• _Problem_
Reproduce the listing below exactly, minus its pictures.

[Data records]
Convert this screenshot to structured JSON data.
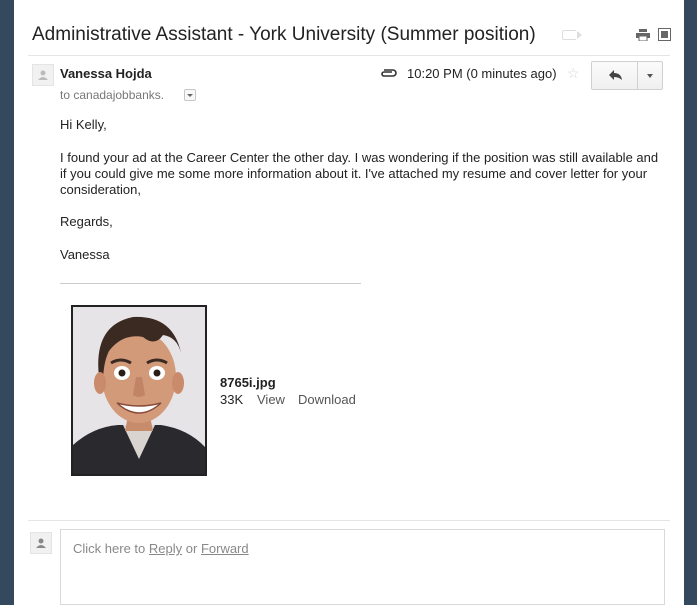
{
  "email": {
    "subject": "Administrative Assistant - York University (Summer position)",
    "sender": "Vanessa Hojda",
    "recipient": "to canadajobbanks.",
    "timestamp": "10:20 PM (0 minutes ago)",
    "greeting": "Hi Kelly,",
    "paragraph": "I found your ad at the Career Center the other day. I was wondering if the position was still available and if you could give me some more information about it. I've attached my resume and cover letter for your consideration,",
    "regards": "Regards,",
    "signoff": "Vanessa"
  },
  "attachment": {
    "filename": "8765i.jpg",
    "size": "33K",
    "view_label": "View",
    "download_label": "Download"
  },
  "reply_box": {
    "prefix": "Click here to",
    "reply_link": "Reply",
    "or": "or",
    "forward_link": "Forward"
  },
  "icons": {
    "attachment": "paperclip-icon",
    "star": "star-icon",
    "reply": "reply-arrow-icon",
    "more": "chevron-down-icon",
    "print": "print-icon",
    "new_window": "new-window-icon",
    "label": "label-tag-icon",
    "avatar": "person-icon"
  },
  "colors": {
    "frame": "#34495e",
    "background": "#ffffff",
    "text": "#222222",
    "muted": "#777777"
  }
}
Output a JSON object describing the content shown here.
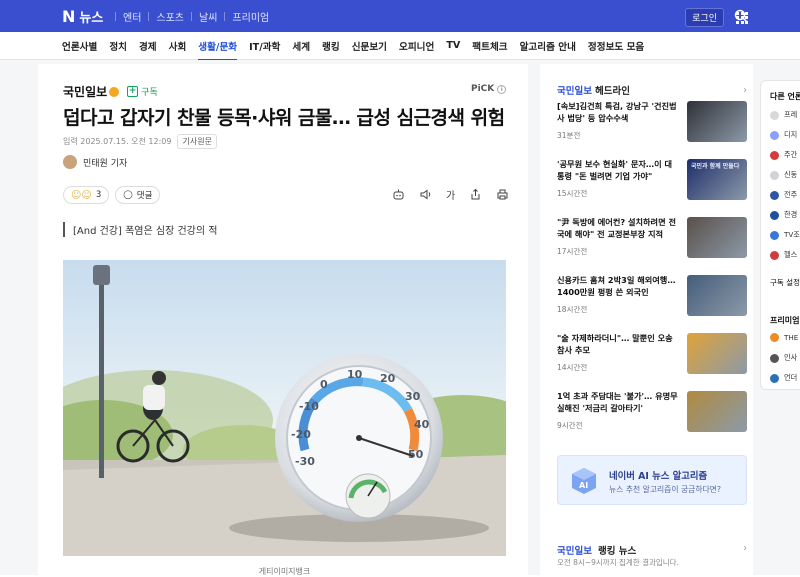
{
  "topbar": {
    "logo_n": "N",
    "logo_text": "뉴스",
    "links": [
      "엔터",
      "스포츠",
      "날씨",
      "프리미엄"
    ],
    "login": "로그인"
  },
  "nav": [
    "언론사별",
    "정치",
    "경제",
    "사회",
    "생활/문화",
    "IT/과학",
    "세계",
    "랭킹",
    "신문보기",
    "오피니언",
    "TV",
    "팩트체크",
    "알고리즘 안내",
    "정정보도 모음"
  ],
  "nav_active": "생활/문화",
  "article": {
    "press": "국민일보",
    "subscribe": "구독",
    "pick": "PiCK",
    "headline": "덥다고 갑자기 찬물 등목·샤워 금물… 급성 심근경색 위험",
    "date": "입력 2025.07.15. 오전 12:09",
    "original": "기사원문",
    "reporter": "민태원 기자",
    "reaction_count": "3",
    "comment_label": "댓글",
    "subtitle": "[And 건강] 폭염은 심장 건강의 적",
    "caption": "게티이미지뱅크",
    "thermo_scale": [
      "-30",
      "-20",
      "-10",
      "0",
      "10",
      "20",
      "30",
      "40",
      "50"
    ]
  },
  "right": {
    "press": "국민일보",
    "header": "헤드라인",
    "items": [
      {
        "title": "[속보]김건희 특검, 강남구 '건진법사 법당' 등 압수수색",
        "time": "31분전"
      },
      {
        "title": "'공무원 보수 현실화' 문자…이 대통령 \"돈 벌려면 기업 가야\"",
        "time": "15시간전"
      },
      {
        "title": "\"尹 독방에 에어컨? 설치하려면 전국에 해야\" 전 교정본부장 지적",
        "time": "17시간전"
      },
      {
        "title": "신용카드 훔쳐 2박3일 해외여행…1400만원 펑펑 쓴 외국인",
        "time": "18시간전"
      },
      {
        "title": "\"술 자제하라더니\"… 말뿐인 오송 참사 추모",
        "time": "14시간전"
      },
      {
        "title": "1억 초과 주담대는 '불가'… 유명무실해진 '저금리 갈아타기'",
        "time": "9시간전"
      }
    ],
    "thumb2_text": "국민과 함께 만들다",
    "ai_title": "네이버 AI 뉴스 알고리즘",
    "ai_sub": "뉴스 추천 알고리즘이 궁금하다면?",
    "rank_press": "국민일보",
    "rank_header": "랭킹 뉴스",
    "rank_sub": "오전 8시~9시까지 집계한 결과입니다."
  },
  "farright": {
    "title1": "다른 언론사",
    "list1": [
      "프레",
      "디지",
      "주간",
      "신동",
      "전주",
      "한경",
      "TV조",
      "헬스"
    ],
    "manage": "구독 설정",
    "title2": "프리미엄",
    "list2": [
      "THE",
      "인사",
      "언더"
    ]
  }
}
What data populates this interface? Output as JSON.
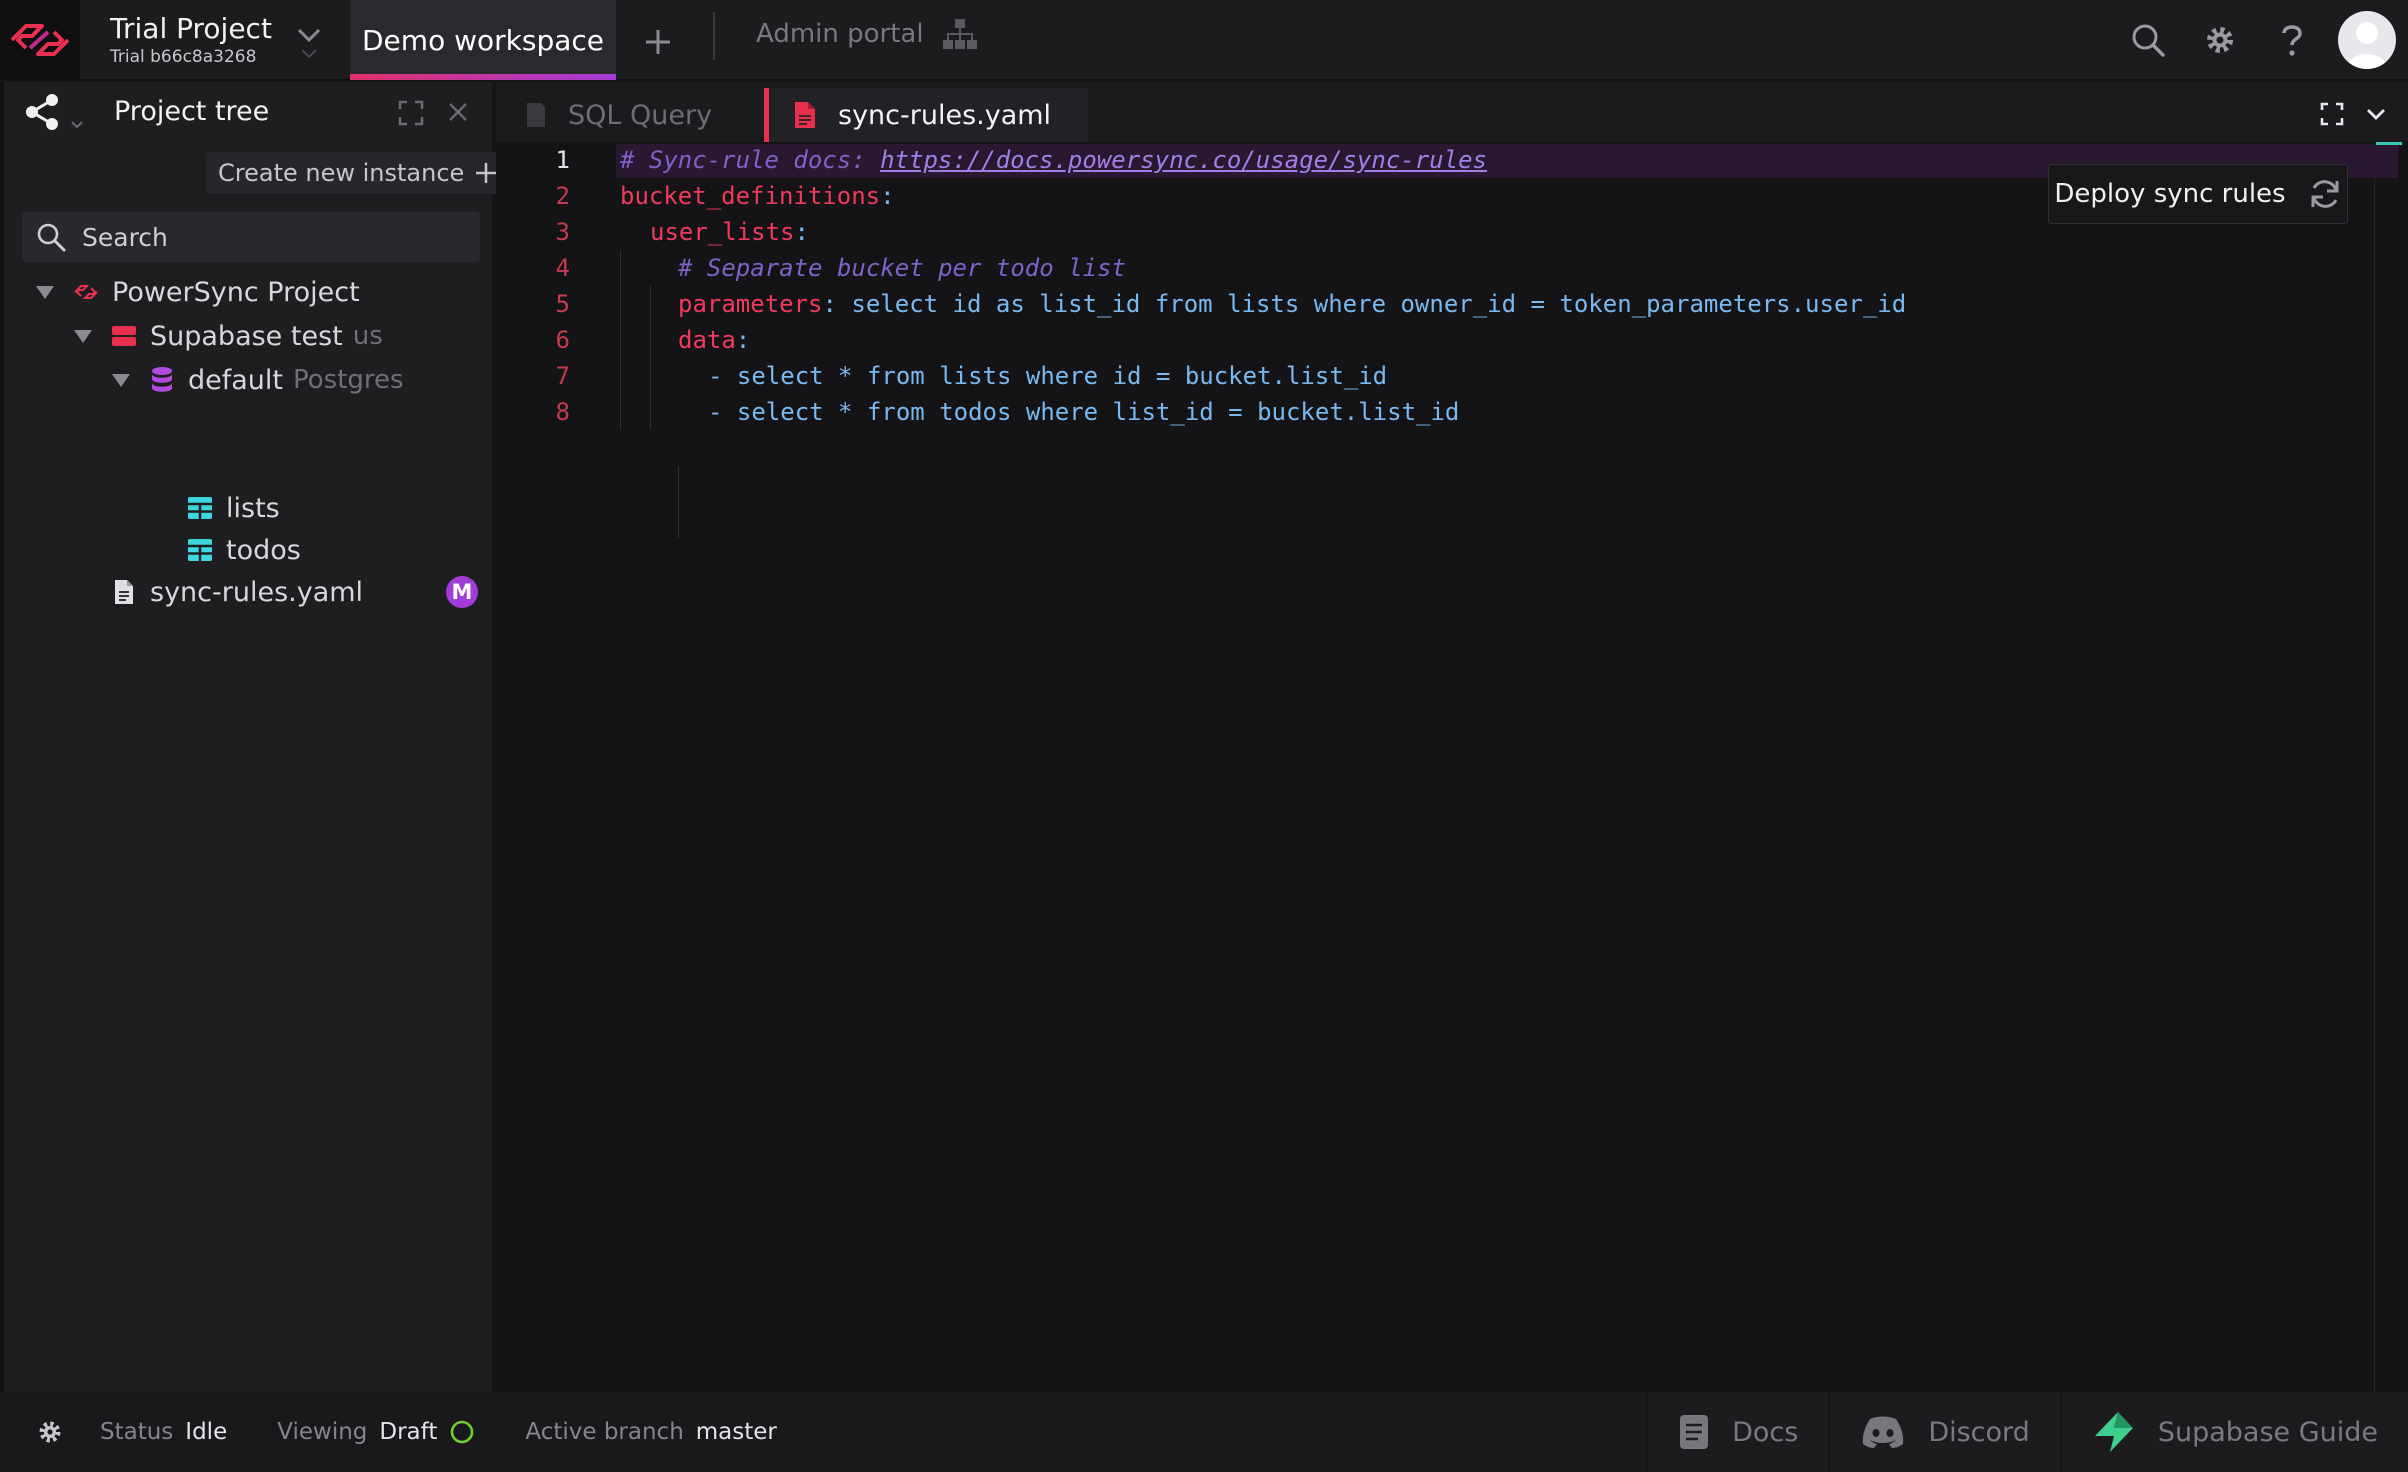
{
  "header": {
    "project_name": "Trial Project",
    "project_subtitle": "Trial b66c8a3268",
    "workspace_tab": "Demo workspace",
    "admin_portal": "Admin portal"
  },
  "sidebar": {
    "panel_title": "Project tree",
    "create_instance": "Create new instance",
    "search_placeholder": "Search",
    "tree": {
      "project": "PowerSync Project",
      "instance": "Supabase test",
      "instance_region": "us",
      "connection": "default",
      "connection_type": "Postgres",
      "table_1": "lists",
      "table_2": "todos",
      "file": "sync-rules.yaml",
      "file_badge": "M"
    }
  },
  "editor": {
    "tabs": [
      "SQL Query",
      "sync-rules.yaml"
    ],
    "active_tab": "sync-rules.yaml",
    "line_numbers": [
      "1",
      "2",
      "3",
      "4",
      "5",
      "6",
      "7",
      "8"
    ],
    "deploy_button": "Deploy sync rules",
    "lines": {
      "l1_comment": "# Sync-rule docs: ",
      "l1_url": "https://docs.powersync.co/usage/sync-rules",
      "l2_key": "bucket_definitions",
      "l2_colon": ":",
      "l3_key": "user_lists",
      "l3_colon": ":",
      "l4_comment": "# Separate bucket per todo list",
      "l5_key": "parameters",
      "l5_value": ": select id as list_id from lists where owner_id = token_parameters.user_id",
      "l6_key": "data",
      "l6_colon": ":",
      "l7": "- select * from lists where id = bucket.list_id",
      "l8": "- select * from todos where list_id = bucket.list_id"
    }
  },
  "status": {
    "status_label": "Status",
    "status_value": "Idle",
    "viewing_label": "Viewing",
    "viewing_value": "Draft",
    "branch_label": "Active branch",
    "branch_value": "master",
    "links": [
      "Docs",
      "Discord",
      "Supabase Guide"
    ]
  },
  "colors": {
    "accent_pink": "#e8304e",
    "accent_purple": "#a23cd8",
    "table_icon": "#3fd6e0",
    "supabase_green": "#3ecf8e",
    "status_ring": "#6fce2a"
  },
  "icons": [
    "powersync-logo",
    "chevron-down-icon",
    "plus-icon",
    "org-chart-icon",
    "search-icon",
    "gear-icon",
    "help-icon",
    "user-avatar",
    "share-icon",
    "expand-icon",
    "close-icon",
    "database-icon",
    "table-icon",
    "file-icon",
    "refresh-icon",
    "docs-icon",
    "discord-icon",
    "supabase-icon"
  ]
}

• _Final result_
Convert this screenshot to structured JSON data.
{
  "email": {
    "subject": "Administrative Assistant - York University (Summer position)",
    "sender": "Vanessa Hojda",
    "recipient": "to canadajobbanks.",
    "timestamp": "10:20 PM (0 minutes ago)",
    "greeting": "Hi Kelly,",
    "paragraph": "I found your ad at the Career Center the other day. I was wondering if the position was still available and if you could give me some more information about it. I've attached my resume and cover letter for your consideration,",
    "regards": "Regards,",
    "signoff": "Vanessa"
  },
  "attachment": {
    "filename": "8765i.jpg",
    "size": "33K",
    "view_label": "View",
    "download_label": "Download"
  },
  "reply_box": {
    "prefix": "Click here to",
    "reply_link": "Reply",
    "or": "or",
    "forward_link": "Forward"
  },
  "icons": {
    "attachment": "paperclip-icon",
    "star": "star-icon",
    "reply": "reply-arrow-icon",
    "more": "chevron-down-icon",
    "print": "print-icon",
    "new_window": "new-window-icon",
    "label": "label-tag-icon",
    "avatar": "person-icon"
  },
  "colors": {
    "frame": "#34495e",
    "background": "#ffffff",
    "text": "#222222",
    "muted": "#777777"
  }
}
Output a JSON object describing the content shown here.
{
  "topbar": {
    "logo_n": "N",
    "logo_text": "뉴스",
    "links": [
      "엔터",
      "스포츠",
      "날씨",
      "프리미엄"
    ],
    "login": "로그인"
  },
  "nav": [
    "언론사별",
    "정치",
    "경제",
    "사회",
    "생활/문화",
    "IT/과학",
    "세계",
    "랭킹",
    "신문보기",
    "오피니언",
    "TV",
    "팩트체크",
    "알고리즘 안내",
    "정정보도 모음"
  ],
  "nav_active": "생활/문화",
  "article": {
    "press": "국민일보",
    "subscribe": "구독",
    "pick": "PiCK",
    "headline": "덥다고 갑자기 찬물 등목·샤워 금물… 급성 심근경색 위험",
    "date": "입력 2025.07.15. 오전 12:09",
    "original": "기사원문",
    "reporter": "민태원 기자",
    "reaction_count": "3",
    "comment_label": "댓글",
    "subtitle": "[And 건강] 폭염은 심장 건강의 적",
    "caption": "게티이미지뱅크",
    "thermo_scale": [
      "-30",
      "-20",
      "-10",
      "0",
      "10",
      "20",
      "30",
      "40",
      "50"
    ]
  },
  "right": {
    "press": "국민일보",
    "header": "헤드라인",
    "items": [
      {
        "title": "[속보]김건희 특검, 강남구 '건진법사 법당' 등 압수수색",
        "time": "31분전"
      },
      {
        "title": "'공무원 보수 현실화' 문자…이 대통령 \"돈 벌려면 기업 가야\"",
        "time": "15시간전"
      },
      {
        "title": "\"尹 독방에 에어컨? 설치하려면 전국에 해야\" 전 교정본부장 지적",
        "time": "17시간전"
      },
      {
        "title": "신용카드 훔쳐 2박3일 해외여행…1400만원 펑펑 쓴 외국인",
        "time": "18시간전"
      },
      {
        "title": "\"술 자제하라더니\"… 말뿐인 오송 참사 추모",
        "time": "14시간전"
      },
      {
        "title": "1억 초과 주담대는 '불가'… 유명무실해진 '저금리 갈아타기'",
        "time": "9시간전"
      }
    ],
    "thumb2_text": "국민과 함께 만들다",
    "ai_title": "네이버 AI 뉴스 알고리즘",
    "ai_sub": "뉴스 추천 알고리즘이 궁금하다면?",
    "rank_press": "국민일보",
    "rank_header": "랭킹 뉴스",
    "rank_sub": "오전 8시~9시까지 집계한 결과입니다."
  },
  "farright": {
    "title1": "다른 언론사",
    "list1": [
      "프레",
      "디지",
      "주간",
      "신동",
      "전주",
      "한경",
      "TV조",
      "헬스"
    ],
    "manage": "구독 설정",
    "title2": "프리미엄",
    "list2": [
      "THE",
      "인사",
      "언더"
    ]
  }
}
What data populates this interface? Output as JSON.
{
  "header": {
    "project_name": "Trial Project",
    "project_subtitle": "Trial b66c8a3268",
    "workspace_tab": "Demo workspace",
    "admin_portal": "Admin portal"
  },
  "sidebar": {
    "panel_title": "Project tree",
    "create_instance": "Create new instance",
    "search_placeholder": "Search",
    "tree": {
      "project": "PowerSync Project",
      "instance": "Supabase test",
      "instance_region": "us",
      "connection": "default",
      "connection_type": "Postgres",
      "table_1": "lists",
      "table_2": "todos",
      "file": "sync-rules.yaml",
      "file_badge": "M"
    }
  },
  "editor": {
    "tabs": [
      "SQL Query",
      "sync-rules.yaml"
    ],
    "active_tab": "sync-rules.yaml",
    "line_numbers": [
      "1",
      "2",
      "3",
      "4",
      "5",
      "6",
      "7",
      "8"
    ],
    "deploy_button": "Deploy sync rules",
    "lines": {
      "l1_comment": "# Sync-rule docs: ",
      "l1_url": "https://docs.powersync.co/usage/sync-rules",
      "l2_key": "bucket_definitions",
      "l2_colon": ":",
      "l3_key": "user_lists",
      "l3_colon": ":",
      "l4_comment": "# Separate bucket per todo list",
      "l5_key": "parameters",
      "l5_value": ": select id as list_id from lists where owner_id = token_parameters.user_id",
      "l6_key": "data",
      "l6_colon": ":",
      "l7": "- select * from lists where id = bucket.list_id",
      "l8": "- select * from todos where list_id = bucket.list_id"
    }
  },
  "status": {
    "status_label": "Status",
    "status_value": "Idle",
    "viewing_label": "Viewing",
    "viewing_value": "Draft",
    "branch_label": "Active branch",
    "branch_value": "master",
    "links": [
      "Docs",
      "Discord",
      "Supabase Guide"
    ]
  },
  "colors": {
    "accent_pink": "#e8304e",
    "accent_purple": "#a23cd8",
    "table_icon": "#3fd6e0",
    "supabase_green": "#3ecf8e",
    "status_ring": "#6fce2a"
  },
  "icons": [
    "powersync-logo",
    "chevron-down-icon",
    "plus-icon",
    "org-chart-icon",
    "search-icon",
    "gear-icon",
    "help-icon",
    "user-avatar",
    "share-icon",
    "expand-icon",
    "close-icon",
    "database-icon",
    "table-icon",
    "file-icon",
    "refresh-icon",
    "docs-icon",
    "discord-icon",
    "supabase-icon"
  ]
}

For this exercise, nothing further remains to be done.